Entries shown —
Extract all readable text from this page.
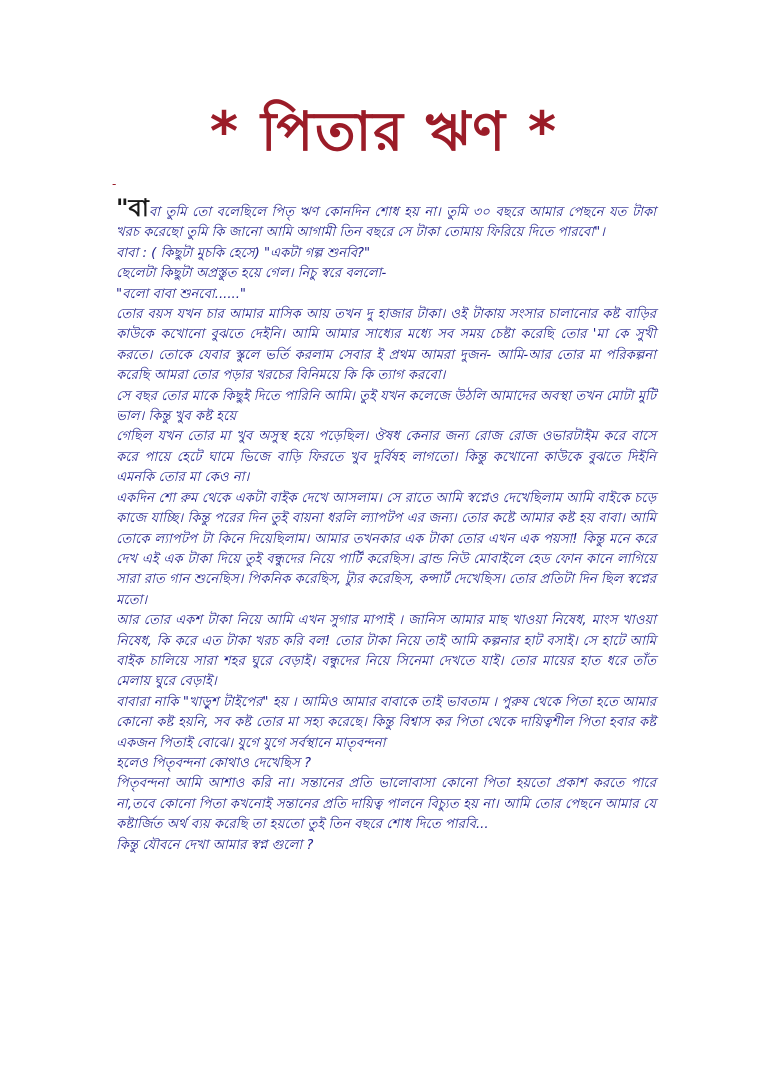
* পিতার ঋণ *
-

"বাবা তুমি তো বলেছিলে পিতৃ ঋণ কোনদিন শোধ হয় না। তুমি ৩০ বছরে আমার পেছনে যত টাকা খরচ করেছো তুমি কি জানো আমি আগামী তিন বছরে সে টাকা তোমায় ফিরিয়ে দিতে পারবো"।

বাবা : ( কিছুটা মুচকি হেসে) "একটা গল্প শুনবি?"

ছেলেটা কিছুটা অপ্রস্তুত হয়ে গেল। নিচু স্বরে বললো-

"বলো বাবা শুনবো......"

তোর বয়স যখন চার আমার মাসিক আয় তখন দু হাজার টাকা। ওই টাকায় সংসার চালানোর কষ্ট বাড়ির কাউকে কখোনো বুঝতে দেইনি। আমি আমার সাধ্যের মধ্যে সব সময় চেষ্টা করেছি তোর 'মা কে সুখী করতে। তোকে যেবার স্কুলে ভর্তি করলাম সেবার ই প্রথম আমরা দুজন- আমি-আর তোর মা পরিকল্পনা করেছি আমরা তোর পড়ার খরচের বিনিময়ে কি কি ত্যাগ করবো।

সে বছর তোর মাকে কিছুই দিতে পারিনি আমি। তুই যখন কলেজে উঠলি আমাদের অবস্থা তখন মোটা মুটি ভাল। কিন্তু খুব কষ্ট হয়ে

গেছিল যখন তোর মা খুব অসুস্থ হয়ে পড়েছিল। ঔষধ কেনার জন্য রোজ রোজ ওভারটাইম করে বাসে করে পায়ে হেটে ঘামে ভিজে বাড়ি ফিরতে খুব দুর্বিষহ লাগতো। কিন্তু কখোনো কাউকে বুঝতে দিইনি এমনকি তোর মা কেও না।

একদিন শো রুম থেকে একটা বাইক দেখে আসলাম। সে রাতে আমি স্বপ্নেও দেখেছিলাম আমি বাইকে চড়ে কাজে যাচ্ছি। কিন্তু পরের দিন তুই বায়না ধরলি ল্যাপটপ এর জন্য। তোর কষ্টে আমার কষ্ট হয় বাবা। আমি তোকে ল্যাপটপ টা কিনে দিয়েছিলাম। আমার তখনকার এক টাকা তোর এখন এক পয়সা! কিন্তু মনে করে দেখ এই এক টাকা দিয়ে তুই বন্ধুদের নিয়ে পার্টি করেছিস। ব্রান্ড নিউ মোবাইলে হেড ফোন কানে লাগিয়ে সারা রাত গান শুনেছিস। পিকনিক করেছিস, ট্যুর করেছিস, কন্সার্ট দেখেছিস। তোর প্রতিটা দিন ছিল স্বপ্নের মতো।

আর তোর একশ টাকা নিয়ে আমি এখন সুগার মাপাই । জানিস আমার মাছ খাওয়া নিষেধ, মাংস খাওয়া নিষেধ, কি করে এত টাকা খরচ করি বল! তোর টাকা নিয়ে তাই আমি কল্পনার হাট বসাই। সে হাটে আমি বাইক চালিয়ে সারা শহর ঘুরে বেড়াই। বন্ধুদের নিয়ে সিনেমা দেখতে যাই। তোর মায়ের হাত ধরে তাঁত মেলায় ঘুরে বেড়াই।

বাবারা নাকি "খাড়ুশ টাইপের" হয় । আমিও আমার বাবাকে তাই ভাবতাম । পুরুষ থেকে পিতা হতে আমার কোনো কষ্ট হয়নি, সব কষ্ট তোর মা সহ্য করেছে। কিন্তু বিশ্বাস কর পিতা থেকে দায়িত্বশীল পিতা হবার কষ্ট একজন পিতাই বোঝে। যুগে যুগে সর্বস্থানে মাতৃবন্দনা

হলেও পিতৃবন্দনা কোথাও দেখেছিস ?

পিতৃবন্দনা আমি আশাও করি না। সন্তানের প্রতি ভালোবাসা কোনো পিতা হয়তো প্রকাশ করতে পারে না,তবে কোনো পিতা কখনোই সন্তানের প্রতি দায়িত্ব পালনে বিচ্যুত হয় না। আমি তোর পেছনে আমার যে কষ্টার্জিত অর্থ ব্যয় করেছি তা হয়তো তুই তিন বছরে শোধ দিতে পারবি...

কিন্তু যৌবনে দেখা আমার স্বপ্ন গুলো ?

To do —
Reproduce each line of the records exactly, and omit every picture.

Solution below —
Extract all readable text from this page.
* পিতার ঋণ *
-

"বাবা তুমি তো বলেছিলে পিতৃ ঋণ কোনদিন শোধ হয় না। তুমি ৩০ বছরে আমার পেছনে যত টাকা খরচ করেছো তুমি কি জানো আমি আগামী তিন বছরে সে টাকা তোমায় ফিরিয়ে দিতে পারবো"।

বাবা : ( কিছুটা মুচকি হেসে) "একটা গল্প শুনবি?"

ছেলেটা কিছুটা অপ্রস্তুত হয়ে গেল। নিচু স্বরে বললো-

"বলো বাবা শুনবো......"

তোর বয়স যখন চার আমার মাসিক আয় তখন দু হাজার টাকা। ওই টাকায় সংসার চালানোর কষ্ট বাড়ির কাউকে কখোনো বুঝতে দেইনি। আমি আমার সাধ্যের মধ্যে সব সময় চেষ্টা করেছি তোর 'মা কে সুখী করতে। তোকে যেবার স্কুলে ভর্তি করলাম সেবার ই প্রথম আমরা দুজন- আমি-আর তোর মা পরিকল্পনা করেছি আমরা তোর পড়ার খরচের বিনিময়ে কি কি ত্যাগ করবো।

সে বছর তোর মাকে কিছুই দিতে পারিনি আমি। তুই যখন কলেজে উঠলি আমাদের অবস্থা তখন মোটা মুটি ভাল। কিন্তু খুব কষ্ট হয়ে

গেছিল যখন তোর মা খুব অসুস্থ হয়ে পড়েছিল। ঔষধ কেনার জন্য রোজ রোজ ওভারটাইম করে বাসে করে পায়ে হেটে ঘামে ভিজে বাড়ি ফিরতে খুব দুর্বিষহ লাগতো। কিন্তু কখোনো কাউকে বুঝতে দিইনি এমনকি তোর মা কেও না।

একদিন শো রুম থেকে একটা বাইক দেখে আসলাম। সে রাতে আমি স্বপ্নেও দেখেছিলাম আমি বাইকে চড়ে কাজে যাচ্ছি। কিন্তু পরের দিন তুই বায়না ধরলি ল্যাপটপ এর জন্য। তোর কষ্টে আমার কষ্ট হয় বাবা। আমি তোকে ল্যাপটপ টা কিনে দিয়েছিলাম। আমার তখনকার এক টাকা তোর এখন এক পয়সা! কিন্তু মনে করে দেখ এই এক টাকা দিয়ে তুই বন্ধুদের নিয়ে পার্টি করেছিস। ব্রান্ড নিউ মোবাইলে হেড ফোন কানে লাগিয়ে সারা রাত গান শুনেছিস। পিকনিক করেছিস, ট্যুর করেছিস, কন্সার্ট দেখেছিস। তোর প্রতিটা দিন ছিল স্বপ্নের মতো।

আর তোর একশ টাকা নিয়ে আমি এখন সুগার মাপাই । জানিস আমার মাছ খাওয়া নিষেধ, মাংস খাওয়া নিষেধ, কি করে এত টাকা খরচ করি বল! তোর টাকা নিয়ে তাই আমি কল্পনার হাট বসাই। সে হাটে আমি বাইক চালিয়ে সারা শহর ঘুরে বেড়াই। বন্ধুদের নিয়ে সিনেমা দেখতে যাই। তোর মায়ের হাত ধরে তাঁত মেলায় ঘুরে বেড়াই।

বাবারা নাকি "খাড়ুশ টাইপের" হয় । আমিও আমার বাবাকে তাই ভাবতাম । পুরুষ থেকে পিতা হতে আমার কোনো কষ্ট হয়নি, সব কষ্ট তোর মা সহ্য করেছে। কিন্তু বিশ্বাস কর পিতা থেকে দায়িত্বশীল পিতা হবার কষ্ট একজন পিতাই বোঝে। যুগে যুগে সর্বস্থানে মাতৃবন্দনা

হলেও পিতৃবন্দনা কোথাও দেখেছিস ?

পিতৃবন্দনা আমি আশাও করি না। সন্তানের প্রতি ভালোবাসা কোনো পিতা হয়তো প্রকাশ করতে পারে না,তবে কোনো পিতা কখনোই সন্তানের প্রতি দায়িত্ব পালনে বিচ্যুত হয় না। আমি তোর পেছনে আমার যে কষ্টার্জিত অর্থ ব্যয় করেছি তা হয়তো তুই তিন বছরে শোধ দিতে পারবি...

কিন্তু যৌবনে দেখা আমার স্বপ্ন গুলো ?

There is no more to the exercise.